Objective ->
Work through the material below and count the lines holding the word "this"; give that count and nothing more.

===============

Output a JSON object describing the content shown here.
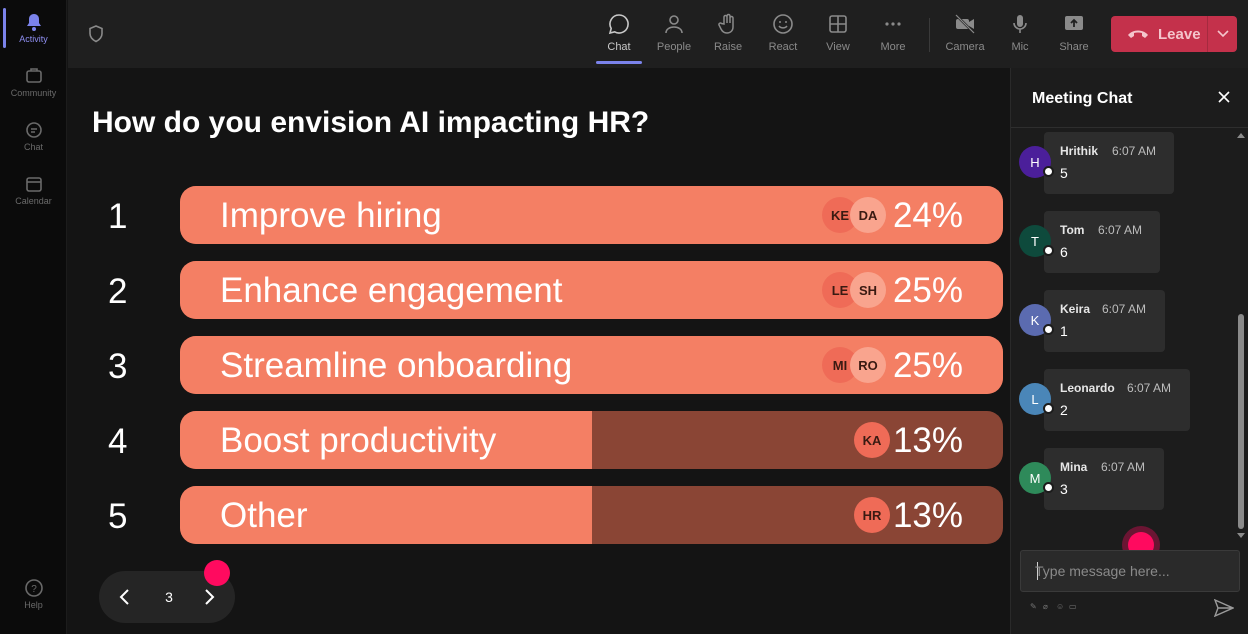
{
  "rail": {
    "items": [
      {
        "label": "Activity",
        "icon": "bell-icon",
        "active": true
      },
      {
        "label": "Community",
        "icon": "community-icon"
      },
      {
        "label": "Chat",
        "icon": "chat-icon"
      },
      {
        "label": "Calendar",
        "icon": "calendar-icon"
      }
    ],
    "help_label": "Help"
  },
  "toolbar": {
    "buttons": [
      {
        "label": "Chat",
        "icon": "chat-bubble-icon",
        "active": true
      },
      {
        "label": "People",
        "icon": "people-icon"
      },
      {
        "label": "Raise",
        "icon": "raise-hand-icon"
      },
      {
        "label": "React",
        "icon": "smiley-icon"
      },
      {
        "label": "View",
        "icon": "grid-icon"
      },
      {
        "label": "More",
        "icon": "more-dots-icon"
      },
      {
        "label": "Camera",
        "icon": "camera-off-icon"
      },
      {
        "label": "Mic",
        "icon": "mic-icon"
      },
      {
        "label": "Share",
        "icon": "share-icon"
      }
    ],
    "leave_label": "Leave"
  },
  "poll": {
    "question": "How do you envision AI impacting HR?",
    "options": [
      {
        "num": "1",
        "label": "Improve hiring",
        "percent": "24%",
        "fill": 1.0,
        "avatars": [
          "KE",
          "DA"
        ]
      },
      {
        "num": "2",
        "label": "Enhance engagement",
        "percent": "25%",
        "fill": 1.0,
        "avatars": [
          "LE",
          "SH"
        ]
      },
      {
        "num": "3",
        "label": "Streamline onboarding",
        "percent": "25%",
        "fill": 1.0,
        "avatars": [
          "MI",
          "RO"
        ]
      },
      {
        "num": "4",
        "label": "Boost productivity",
        "percent": "13%",
        "fill": 0.5,
        "avatars": [
          "KA"
        ]
      },
      {
        "num": "5",
        "label": "Other",
        "percent": "13%",
        "fill": 0.5,
        "avatars": [
          "HR"
        ]
      }
    ],
    "page": "3"
  },
  "chat": {
    "title": "Meeting Chat",
    "messages": [
      {
        "initial": "H",
        "name": "Hrithik",
        "time": "6:07 AM",
        "text": "5",
        "color": "#4b1f9a"
      },
      {
        "initial": "T",
        "name": "Tom",
        "time": "6:07 AM",
        "text": "6",
        "color": "#0e4a3c"
      },
      {
        "initial": "K",
        "name": "Keira",
        "time": "6:07 AM",
        "text": "1",
        "color": "#5b6bb0"
      },
      {
        "initial": "L",
        "name": "Leonardo",
        "time": "6:07 AM",
        "text": "2",
        "color": "#4a86b8"
      },
      {
        "initial": "M",
        "name": "Mina",
        "time": "6:07 AM",
        "text": "3",
        "color": "#2e8a5a"
      }
    ],
    "composer_placeholder": "Type message here..."
  },
  "colors": {
    "accent": "#7b83eb",
    "bar_fill": "#f47f64",
    "bar_track": "#8a4535",
    "leave": "#c4314b",
    "cursor": "#ff0a5f"
  }
}
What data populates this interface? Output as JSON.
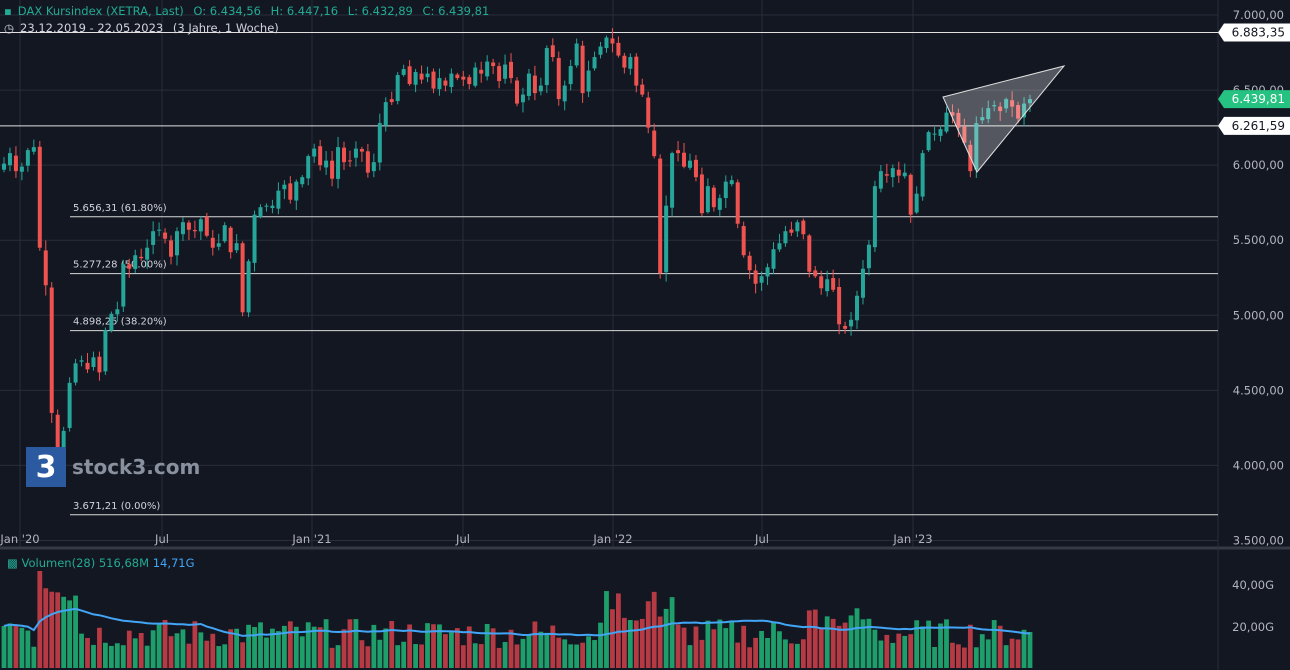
{
  "header": {
    "title": "DAX Kursindex (XETRA, Last)",
    "open": "O: 6.434,56",
    "high": "H: 6.447,16",
    "low": "L: 6.432,89",
    "close": "C: 6.439,81",
    "range": "23.12.2019 - 22.05.2023",
    "interval": "(3 Jahre, 1 Woche)"
  },
  "volume_header": {
    "label": "Volumen(28)",
    "value": "516,68M",
    "ma_value": "14,71G"
  },
  "watermark": "stock3.com",
  "colors": {
    "background": "#131722",
    "up": "#26a69a",
    "down": "#ef5350",
    "up_vol": "#1e9e6a",
    "down_vol": "#b53a44",
    "vol_ma": "#42a5f5",
    "grid": "#2a2e39",
    "text": "#d1d4dc",
    "last_price_bg": "#26c281"
  },
  "chart_data": {
    "type": "candlestick",
    "title": "DAX Kursindex (XETRA, Last)",
    "y_axis_ticks": [
      "7.000,00",
      "6.500,00",
      "6.000,00",
      "5.500,00",
      "5.000,00",
      "4.500,00",
      "4.000,00",
      "3.500,00"
    ],
    "y_ticks_values": [
      7000,
      6500,
      6000,
      5500,
      5000,
      4500,
      4000,
      3500
    ],
    "ylim": [
      3450,
      7100
    ],
    "x_axis_ticks": [
      "Jan '20",
      "Jul",
      "Jan '21",
      "Jul",
      "Jan '22",
      "Jul",
      "Jan '23"
    ],
    "price_labels": [
      {
        "label": "6.883,35",
        "value": 6883.35,
        "style": "white"
      },
      {
        "label": "6.439,81",
        "value": 6439.81,
        "style": "green"
      },
      {
        "label": "6.261,59",
        "value": 6261.59,
        "style": "white"
      }
    ],
    "fibonacci_levels": [
      {
        "label": "5.656,31 (61.80%)",
        "value": 5656.31
      },
      {
        "label": "5.277,28 (50.00%)",
        "value": 5277.28
      },
      {
        "label": "4.898,25 (38.20%)",
        "value": 4898.25
      },
      {
        "label": "3.671,21 (0.00%)",
        "value": 3671.21
      }
    ],
    "horizontal_lines": [
      6883.35,
      6261.59
    ],
    "triangle_pattern": {
      "points": [
        [
          "2023-03-06",
          6380
        ],
        [
          "2023-05-29",
          6600
        ],
        [
          "2023-03-27",
          5890
        ]
      ]
    },
    "closes": [
      6010,
      6080,
      5960,
      5990,
      6100,
      6120,
      5450,
      5200,
      4350,
      4100,
      4230,
      4550,
      4680,
      4700,
      4640,
      4720,
      4620,
      4900,
      5010,
      5040,
      5340,
      5310,
      5400,
      5380,
      5450,
      5560,
      5570,
      5510,
      5390,
      5560,
      5620,
      5570,
      5560,
      5640,
      5530,
      5450,
      5480,
      5600,
      5420,
      5480,
      5020,
      5360,
      5670,
      5720,
      5730,
      5730,
      5830,
      5870,
      5770,
      5890,
      5920,
      6060,
      6110,
      6000,
      6030,
      5910,
      6120,
      6020,
      6030,
      6110,
      6090,
      5950,
      6020,
      6280,
      6420,
      6420,
      6600,
      6640,
      6540,
      6620,
      6570,
      6610,
      6510,
      6580,
      6530,
      6610,
      6580,
      6570,
      6540,
      6650,
      6610,
      6690,
      6660,
      6560,
      6670,
      6580,
      6410,
      6470,
      6610,
      6480,
      6530,
      6780,
      6720,
      6440,
      6530,
      6660,
      6810,
      6480,
      6630,
      6720,
      6790,
      6850,
      6810,
      6730,
      6650,
      6720,
      6530,
      6470,
      6250,
      6060,
      5280,
      5730,
      6080,
      6080,
      5990,
      6030,
      5920,
      5680,
      5860,
      5720,
      5780,
      5890,
      5900,
      5610,
      5400,
      5300,
      5210,
      5260,
      5320,
      5440,
      5480,
      5560,
      5550,
      5620,
      5540,
      5290,
      5260,
      5180,
      5240,
      5170,
      4940,
      4910,
      4970,
      5130,
      5310,
      5470,
      5860,
      5960,
      5930,
      5980,
      5930,
      5950,
      5670,
      5810,
      6080,
      6220,
      6210,
      6240,
      6350,
      6330,
      6250,
      6150,
      5960,
      6280,
      6320,
      6380,
      6400,
      6360,
      6440,
      6390,
      6310,
      6410,
      6440
    ]
  }
}
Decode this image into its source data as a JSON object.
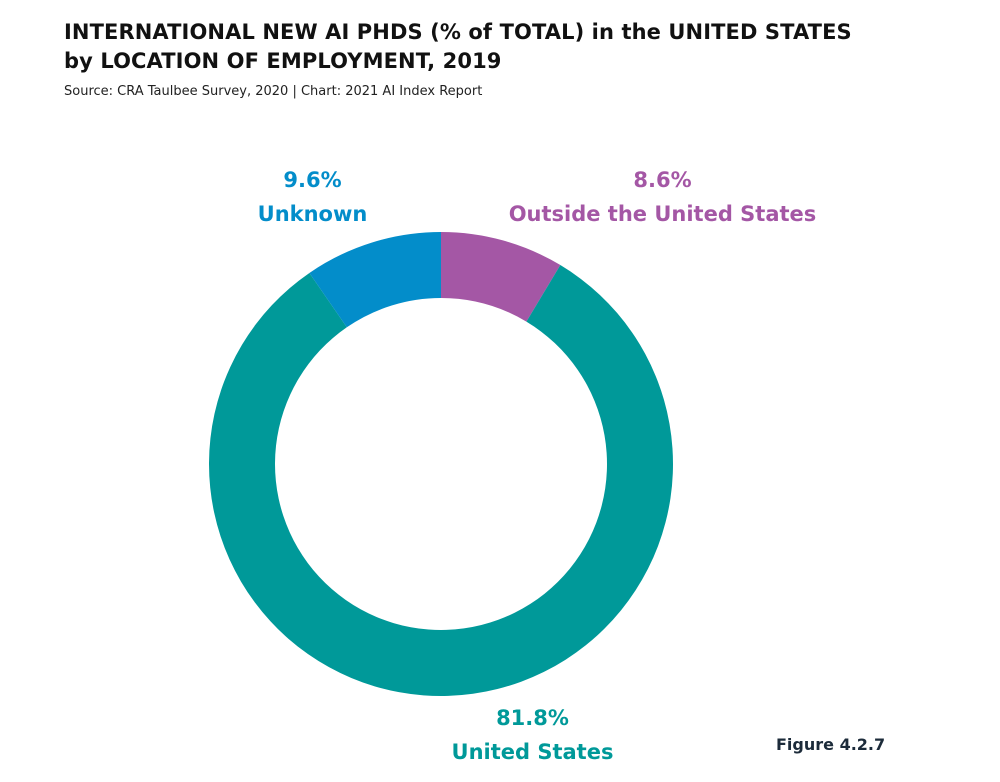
{
  "title_line1": "INTERNATIONAL NEW AI PHDS (% of TOTAL) in the UNITED STATES",
  "title_line2": "by LOCATION OF EMPLOYMENT, 2019",
  "source": "Source: CRA Taulbee Survey, 2020 | Chart: 2021 AI Index Report",
  "figure_label": "Figure 4.2.7",
  "chart_data": {
    "type": "pie",
    "donut": true,
    "title": "INTERNATIONAL NEW AI PHDS (% of TOTAL) in the UNITED STATES by LOCATION OF EMPLOYMENT, 2019",
    "slices": [
      {
        "label": "Outside the United States",
        "value": 8.6,
        "value_label": "8.6%",
        "color": "#a457a5"
      },
      {
        "label": "United States",
        "value": 81.8,
        "value_label": "81.8%",
        "color": "#009999"
      },
      {
        "label": "Unknown",
        "value": 9.6,
        "value_label": "9.6%",
        "color": "#038dca"
      }
    ]
  }
}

===============

Finished answer ->
2